Saved entries
___

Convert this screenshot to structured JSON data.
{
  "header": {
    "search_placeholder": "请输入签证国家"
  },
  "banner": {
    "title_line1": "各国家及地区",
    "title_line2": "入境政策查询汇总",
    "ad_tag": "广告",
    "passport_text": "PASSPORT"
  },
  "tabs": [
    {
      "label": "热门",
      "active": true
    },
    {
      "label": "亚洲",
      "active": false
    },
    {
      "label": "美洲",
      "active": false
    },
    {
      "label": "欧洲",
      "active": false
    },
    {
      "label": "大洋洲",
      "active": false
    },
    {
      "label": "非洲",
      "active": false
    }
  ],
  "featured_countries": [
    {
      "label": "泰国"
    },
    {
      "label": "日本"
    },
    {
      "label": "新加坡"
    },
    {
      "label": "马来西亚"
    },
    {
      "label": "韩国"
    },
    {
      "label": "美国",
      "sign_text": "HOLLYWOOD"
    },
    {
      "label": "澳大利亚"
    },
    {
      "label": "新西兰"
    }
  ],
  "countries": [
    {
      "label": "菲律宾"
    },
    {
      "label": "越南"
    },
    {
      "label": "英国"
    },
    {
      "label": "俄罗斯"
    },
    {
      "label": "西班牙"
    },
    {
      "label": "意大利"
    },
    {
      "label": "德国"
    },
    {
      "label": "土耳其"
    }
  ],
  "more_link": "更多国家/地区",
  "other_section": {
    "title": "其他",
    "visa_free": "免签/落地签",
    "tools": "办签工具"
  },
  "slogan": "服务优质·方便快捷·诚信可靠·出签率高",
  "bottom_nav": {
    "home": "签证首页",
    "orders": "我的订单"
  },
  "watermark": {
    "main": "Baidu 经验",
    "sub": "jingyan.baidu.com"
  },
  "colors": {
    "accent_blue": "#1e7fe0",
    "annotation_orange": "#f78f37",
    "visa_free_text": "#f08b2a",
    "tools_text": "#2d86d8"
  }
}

___

• AIM OF THE TASK: Write out all of the records above exactly as they appear.

• ANSWER TO THIS PROBLEM:
Convert this screenshot to structured JSON data.
{
  "header": {
    "search_placeholder": "请输入签证国家"
  },
  "banner": {
    "title_line1": "各国家及地区",
    "title_line2": "入境政策查询汇总",
    "ad_tag": "广告",
    "passport_text": "PASSPORT"
  },
  "tabs": [
    {
      "label": "热门",
      "active": true
    },
    {
      "label": "亚洲",
      "active": false
    },
    {
      "label": "美洲",
      "active": false
    },
    {
      "label": "欧洲",
      "active": false
    },
    {
      "label": "大洋洲",
      "active": false
    },
    {
      "label": "非洲",
      "active": false
    }
  ],
  "featured_countries": [
    {
      "label": "泰国"
    },
    {
      "label": "日本"
    },
    {
      "label": "新加坡"
    },
    {
      "label": "马来西亚"
    },
    {
      "label": "韩国"
    },
    {
      "label": "美国",
      "sign_text": "HOLLYWOOD"
    },
    {
      "label": "澳大利亚"
    },
    {
      "label": "新西兰"
    }
  ],
  "countries": [
    {
      "label": "菲律宾"
    },
    {
      "label": "越南"
    },
    {
      "label": "英国"
    },
    {
      "label": "俄罗斯"
    },
    {
      "label": "西班牙"
    },
    {
      "label": "意大利"
    },
    {
      "label": "德国"
    },
    {
      "label": "土耳其"
    }
  ],
  "more_link": "更多国家/地区",
  "other_section": {
    "title": "其他",
    "visa_free": "免签/落地签",
    "tools": "办签工具"
  },
  "slogan": "服务优质·方便快捷·诚信可靠·出签率高",
  "bottom_nav": {
    "home": "签证首页",
    "orders": "我的订单"
  },
  "watermark": {
    "main": "Baidu 经验",
    "sub": "jingyan.baidu.com"
  },
  "colors": {
    "accent_blue": "#1e7fe0",
    "annotation_orange": "#f78f37",
    "visa_free_text": "#f08b2a",
    "tools_text": "#2d86d8"
  }
}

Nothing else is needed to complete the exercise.